__TO DO__
Print all the records exactly, please.

Dataset listings of figures:
※ ※ ※

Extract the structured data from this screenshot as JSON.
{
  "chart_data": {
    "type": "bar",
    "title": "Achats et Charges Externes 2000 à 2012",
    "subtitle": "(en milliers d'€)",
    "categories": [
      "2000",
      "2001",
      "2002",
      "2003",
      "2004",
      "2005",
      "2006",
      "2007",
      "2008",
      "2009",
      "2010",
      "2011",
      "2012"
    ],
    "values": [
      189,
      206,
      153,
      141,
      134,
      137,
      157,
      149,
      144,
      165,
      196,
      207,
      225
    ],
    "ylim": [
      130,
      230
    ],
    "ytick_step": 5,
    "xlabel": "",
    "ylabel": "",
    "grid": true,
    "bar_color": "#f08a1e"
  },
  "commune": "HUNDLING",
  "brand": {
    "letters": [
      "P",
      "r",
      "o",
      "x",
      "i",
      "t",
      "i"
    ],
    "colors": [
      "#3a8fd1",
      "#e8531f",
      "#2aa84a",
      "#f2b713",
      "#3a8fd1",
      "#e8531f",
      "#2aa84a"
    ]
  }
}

※ ※ ※

__SOLUTION FOR THIS PROBLEM__
Extract the structured data from this screenshot as JSON.
{
  "chart_data": {
    "type": "bar",
    "title": "Achats et Charges Externes 2000 à 2012",
    "subtitle": "(en milliers d'€)",
    "categories": [
      "2000",
      "2001",
      "2002",
      "2003",
      "2004",
      "2005",
      "2006",
      "2007",
      "2008",
      "2009",
      "2010",
      "2011",
      "2012"
    ],
    "values": [
      189,
      206,
      153,
      141,
      134,
      137,
      157,
      149,
      144,
      165,
      196,
      207,
      225
    ],
    "ylim": [
      130,
      230
    ],
    "ytick_step": 5,
    "xlabel": "",
    "ylabel": "",
    "grid": true,
    "bar_color": "#f08a1e"
  },
  "commune": "HUNDLING",
  "brand": {
    "letters": [
      "P",
      "r",
      "o",
      "x",
      "i",
      "t",
      "i"
    ],
    "colors": [
      "#3a8fd1",
      "#e8531f",
      "#2aa84a",
      "#f2b713",
      "#3a8fd1",
      "#e8531f",
      "#2aa84a"
    ]
  }
}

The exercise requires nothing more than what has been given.